* **What is being asked**: Transcribe every line, keeping it exact.

──────── Data lines ────────

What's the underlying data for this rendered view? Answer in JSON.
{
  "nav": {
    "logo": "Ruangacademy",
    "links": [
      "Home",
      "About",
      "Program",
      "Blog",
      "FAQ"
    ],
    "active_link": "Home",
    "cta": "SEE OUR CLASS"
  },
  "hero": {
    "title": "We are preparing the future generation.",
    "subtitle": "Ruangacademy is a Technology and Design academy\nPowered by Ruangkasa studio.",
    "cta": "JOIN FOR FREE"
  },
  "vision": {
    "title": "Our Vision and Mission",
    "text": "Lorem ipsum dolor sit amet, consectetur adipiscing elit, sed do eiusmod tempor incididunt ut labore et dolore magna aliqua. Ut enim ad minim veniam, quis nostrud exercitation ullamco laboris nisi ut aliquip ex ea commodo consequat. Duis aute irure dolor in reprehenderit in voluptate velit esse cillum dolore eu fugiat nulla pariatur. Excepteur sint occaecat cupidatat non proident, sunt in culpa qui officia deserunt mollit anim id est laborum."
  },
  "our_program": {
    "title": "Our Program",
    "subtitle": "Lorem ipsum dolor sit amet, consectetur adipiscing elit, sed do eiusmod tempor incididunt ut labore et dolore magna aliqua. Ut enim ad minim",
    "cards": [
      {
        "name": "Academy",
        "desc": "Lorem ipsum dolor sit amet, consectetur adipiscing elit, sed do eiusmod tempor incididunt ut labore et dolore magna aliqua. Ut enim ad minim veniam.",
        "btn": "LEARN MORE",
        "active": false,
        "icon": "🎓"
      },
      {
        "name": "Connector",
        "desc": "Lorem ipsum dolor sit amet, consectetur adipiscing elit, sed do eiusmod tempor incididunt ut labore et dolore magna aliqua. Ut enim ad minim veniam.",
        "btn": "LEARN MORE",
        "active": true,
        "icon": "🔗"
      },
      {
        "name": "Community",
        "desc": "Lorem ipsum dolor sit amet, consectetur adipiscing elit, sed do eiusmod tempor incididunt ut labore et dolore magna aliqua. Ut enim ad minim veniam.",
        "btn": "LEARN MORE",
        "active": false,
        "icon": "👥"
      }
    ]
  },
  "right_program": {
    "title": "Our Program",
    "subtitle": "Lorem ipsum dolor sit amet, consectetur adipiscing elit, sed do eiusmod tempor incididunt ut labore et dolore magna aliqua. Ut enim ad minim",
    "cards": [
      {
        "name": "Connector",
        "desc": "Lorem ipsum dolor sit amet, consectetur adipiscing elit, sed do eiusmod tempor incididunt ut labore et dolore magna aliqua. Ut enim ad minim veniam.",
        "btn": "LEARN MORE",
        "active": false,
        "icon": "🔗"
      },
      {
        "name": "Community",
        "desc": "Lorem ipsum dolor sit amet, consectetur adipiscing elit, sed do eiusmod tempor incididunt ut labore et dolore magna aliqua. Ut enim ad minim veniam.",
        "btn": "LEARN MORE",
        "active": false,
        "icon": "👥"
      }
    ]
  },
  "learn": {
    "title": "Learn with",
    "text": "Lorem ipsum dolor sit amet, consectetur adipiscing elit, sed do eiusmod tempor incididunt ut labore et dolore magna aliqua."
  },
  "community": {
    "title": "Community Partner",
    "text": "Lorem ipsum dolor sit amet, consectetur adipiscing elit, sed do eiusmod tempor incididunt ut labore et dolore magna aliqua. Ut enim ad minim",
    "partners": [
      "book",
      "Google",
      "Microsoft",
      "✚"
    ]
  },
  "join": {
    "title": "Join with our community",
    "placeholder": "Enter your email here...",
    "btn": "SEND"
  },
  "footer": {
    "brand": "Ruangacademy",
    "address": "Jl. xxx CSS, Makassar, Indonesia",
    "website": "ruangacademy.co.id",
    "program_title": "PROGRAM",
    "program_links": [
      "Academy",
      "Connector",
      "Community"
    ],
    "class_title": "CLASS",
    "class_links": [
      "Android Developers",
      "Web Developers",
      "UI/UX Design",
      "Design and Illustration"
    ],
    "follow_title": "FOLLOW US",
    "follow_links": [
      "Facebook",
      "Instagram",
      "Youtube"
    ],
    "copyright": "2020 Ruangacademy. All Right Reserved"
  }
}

────────

* **Task output**:
What's the underlying data for this rendered view? Answer in JSON.
{
  "nav": {
    "logo": "Ruangacademy",
    "links": [
      "Home",
      "About",
      "Program",
      "Blog",
      "FAQ"
    ],
    "active_link": "Home",
    "cta": "SEE OUR CLASS"
  },
  "hero": {
    "title": "We are preparing the future generation.",
    "subtitle": "Ruangacademy is a Technology and Design academy\nPowered by Ruangkasa studio.",
    "cta": "JOIN FOR FREE"
  },
  "vision": {
    "title": "Our Vision and Mission",
    "text": "Lorem ipsum dolor sit amet, consectetur adipiscing elit, sed do eiusmod tempor incididunt ut labore et dolore magna aliqua. Ut enim ad minim veniam, quis nostrud exercitation ullamco laboris nisi ut aliquip ex ea commodo consequat. Duis aute irure dolor in reprehenderit in voluptate velit esse cillum dolore eu fugiat nulla pariatur. Excepteur sint occaecat cupidatat non proident, sunt in culpa qui officia deserunt mollit anim id est laborum."
  },
  "our_program": {
    "title": "Our Program",
    "subtitle": "Lorem ipsum dolor sit amet, consectetur adipiscing elit, sed do eiusmod tempor incididunt ut labore et dolore magna aliqua. Ut enim ad minim",
    "cards": [
      {
        "name": "Academy",
        "desc": "Lorem ipsum dolor sit amet, consectetur adipiscing elit, sed do eiusmod tempor incididunt ut labore et dolore magna aliqua. Ut enim ad minim veniam.",
        "btn": "LEARN MORE",
        "active": false,
        "icon": "🎓"
      },
      {
        "name": "Connector",
        "desc": "Lorem ipsum dolor sit amet, consectetur adipiscing elit, sed do eiusmod tempor incididunt ut labore et dolore magna aliqua. Ut enim ad minim veniam.",
        "btn": "LEARN MORE",
        "active": true,
        "icon": "🔗"
      },
      {
        "name": "Community",
        "desc": "Lorem ipsum dolor sit amet, consectetur adipiscing elit, sed do eiusmod tempor incididunt ut labore et dolore magna aliqua. Ut enim ad minim veniam.",
        "btn": "LEARN MORE",
        "active": false,
        "icon": "👥"
      }
    ]
  },
  "right_program": {
    "title": "Our Program",
    "subtitle": "Lorem ipsum dolor sit amet, consectetur adipiscing elit, sed do eiusmod tempor incididunt ut labore et dolore magna aliqua. Ut enim ad minim",
    "cards": [
      {
        "name": "Connector",
        "desc": "Lorem ipsum dolor sit amet, consectetur adipiscing elit, sed do eiusmod tempor incididunt ut labore et dolore magna aliqua. Ut enim ad minim veniam.",
        "btn": "LEARN MORE",
        "active": false,
        "icon": "🔗"
      },
      {
        "name": "Community",
        "desc": "Lorem ipsum dolor sit amet, consectetur adipiscing elit, sed do eiusmod tempor incididunt ut labore et dolore magna aliqua. Ut enim ad minim veniam.",
        "btn": "LEARN MORE",
        "active": false,
        "icon": "👥"
      }
    ]
  },
  "learn": {
    "title": "Learn with",
    "text": "Lorem ipsum dolor sit amet, consectetur adipiscing elit, sed do eiusmod tempor incididunt ut labore et dolore magna aliqua."
  },
  "community": {
    "title": "Community Partner",
    "text": "Lorem ipsum dolor sit amet, consectetur adipiscing elit, sed do eiusmod tempor incididunt ut labore et dolore magna aliqua. Ut enim ad minim",
    "partners": [
      "book",
      "Google",
      "Microsoft",
      "✚"
    ]
  },
  "join": {
    "title": "Join with our community",
    "placeholder": "Enter your email here...",
    "btn": "SEND"
  },
  "footer": {
    "brand": "Ruangacademy",
    "address": "Jl. xxx CSS, Makassar, Indonesia",
    "website": "ruangacademy.co.id",
    "program_title": "PROGRAM",
    "program_links": [
      "Academy",
      "Connector",
      "Community"
    ],
    "class_title": "CLASS",
    "class_links": [
      "Android Developers",
      "Web Developers",
      "UI/UX Design",
      "Design and Illustration"
    ],
    "follow_title": "FOLLOW US",
    "follow_links": [
      "Facebook",
      "Instagram",
      "Youtube"
    ],
    "copyright": "2020 Ruangacademy. All Right Reserved"
  }
}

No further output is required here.